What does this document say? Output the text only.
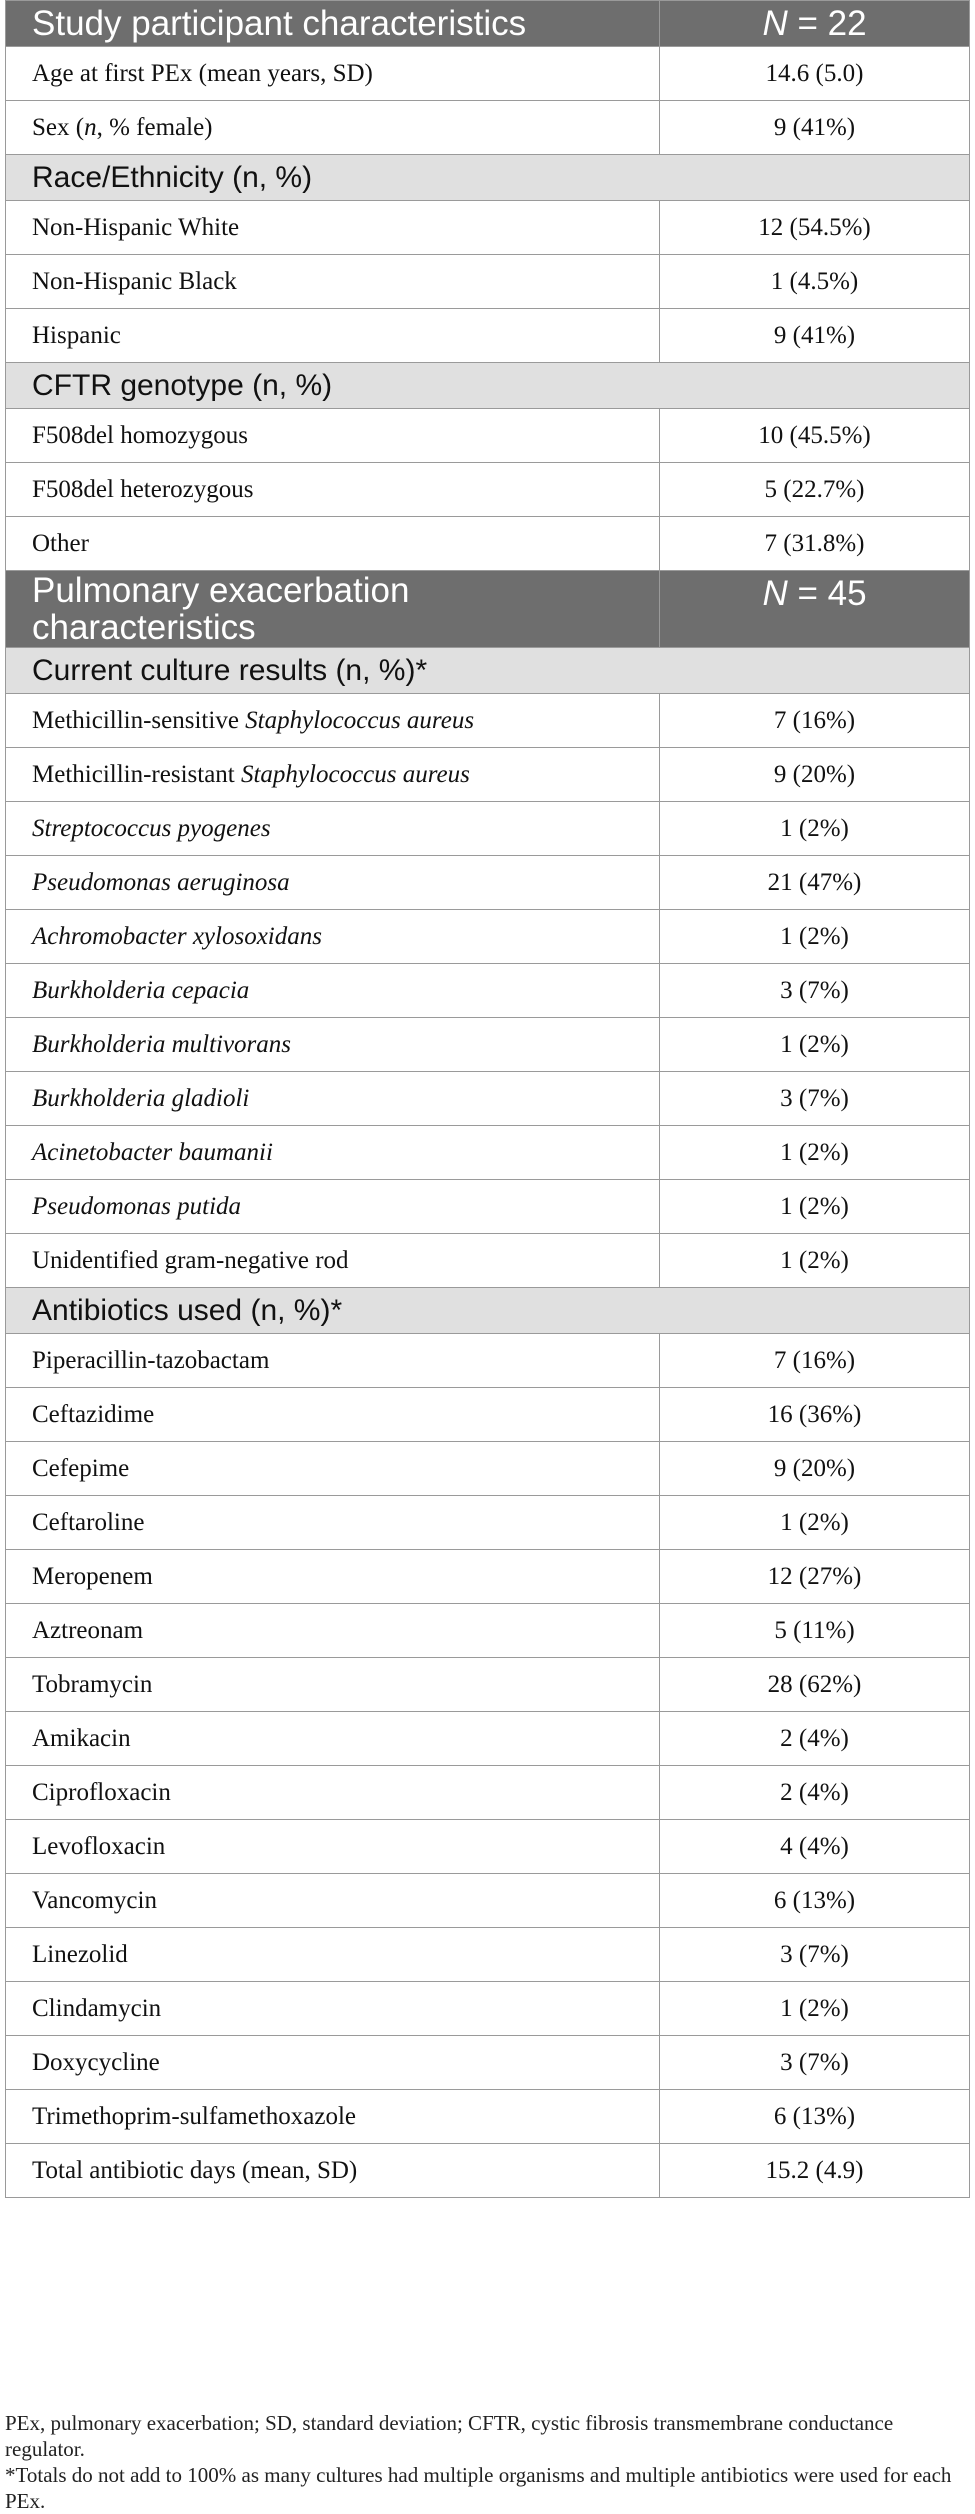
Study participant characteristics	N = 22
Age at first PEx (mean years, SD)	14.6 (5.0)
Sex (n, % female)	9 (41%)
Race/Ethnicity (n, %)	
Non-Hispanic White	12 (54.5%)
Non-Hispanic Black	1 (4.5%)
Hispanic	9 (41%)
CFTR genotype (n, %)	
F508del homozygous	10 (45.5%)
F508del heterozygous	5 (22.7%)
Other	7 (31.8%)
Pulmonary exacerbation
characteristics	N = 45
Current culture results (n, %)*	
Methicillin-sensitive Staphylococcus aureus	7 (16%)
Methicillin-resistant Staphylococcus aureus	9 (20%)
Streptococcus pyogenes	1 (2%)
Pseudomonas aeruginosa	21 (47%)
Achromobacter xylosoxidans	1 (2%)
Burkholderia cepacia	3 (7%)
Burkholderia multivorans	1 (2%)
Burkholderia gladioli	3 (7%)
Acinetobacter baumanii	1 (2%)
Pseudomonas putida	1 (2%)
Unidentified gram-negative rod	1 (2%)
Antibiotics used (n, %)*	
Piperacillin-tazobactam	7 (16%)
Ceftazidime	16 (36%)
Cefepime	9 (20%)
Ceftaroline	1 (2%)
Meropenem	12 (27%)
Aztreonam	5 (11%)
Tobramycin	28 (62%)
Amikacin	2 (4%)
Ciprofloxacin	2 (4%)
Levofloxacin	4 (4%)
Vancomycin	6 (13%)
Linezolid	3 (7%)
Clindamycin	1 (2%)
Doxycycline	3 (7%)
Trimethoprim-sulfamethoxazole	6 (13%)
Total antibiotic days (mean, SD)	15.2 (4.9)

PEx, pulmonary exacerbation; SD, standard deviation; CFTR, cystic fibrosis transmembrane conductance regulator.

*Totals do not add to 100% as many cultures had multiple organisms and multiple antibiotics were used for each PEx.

- - -

### EXERCISE
Once the pictures are dropped, please print every remaining line of the material verbatim.

### EXERCISE RESPONSE
What does this document say? Output the text only.
Study participant characteristics	N = 22
Age at first PEx (mean years, SD)	14.6 (5.0)
Sex (n, % female)	9 (41%)
Race/Ethnicity (n, %)	
Non-Hispanic White	12 (54.5%)
Non-Hispanic Black	1 (4.5%)
Hispanic	9 (41%)
CFTR genotype (n, %)	
F508del homozygous	10 (45.5%)
F508del heterozygous	5 (22.7%)
Other	7 (31.8%)
Pulmonary exacerbation
characteristics	N = 45
Current culture results (n, %)*	
Methicillin-sensitive Staphylococcus aureus	7 (16%)
Methicillin-resistant Staphylococcus aureus	9 (20%)
Streptococcus pyogenes	1 (2%)
Pseudomonas aeruginosa	21 (47%)
Achromobacter xylosoxidans	1 (2%)
Burkholderia cepacia	3 (7%)
Burkholderia multivorans	1 (2%)
Burkholderia gladioli	3 (7%)
Acinetobacter baumanii	1 (2%)
Pseudomonas putida	1 (2%)
Unidentified gram-negative rod	1 (2%)
Antibiotics used (n, %)*	
Piperacillin-tazobactam	7 (16%)
Ceftazidime	16 (36%)
Cefepime	9 (20%)
Ceftaroline	1 (2%)
Meropenem	12 (27%)
Aztreonam	5 (11%)
Tobramycin	28 (62%)
Amikacin	2 (4%)
Ciprofloxacin	2 (4%)
Levofloxacin	4 (4%)
Vancomycin	6 (13%)
Linezolid	3 (7%)
Clindamycin	1 (2%)
Doxycycline	3 (7%)
Trimethoprim-sulfamethoxazole	6 (13%)
Total antibiotic days (mean, SD)	15.2 (4.9)

PEx, pulmonary exacerbation; SD, standard deviation; CFTR, cystic fibrosis transmembrane conductance regulator.

*Totals do not add to 100% as many cultures had multiple organisms and multiple antibiotics were used for each PEx.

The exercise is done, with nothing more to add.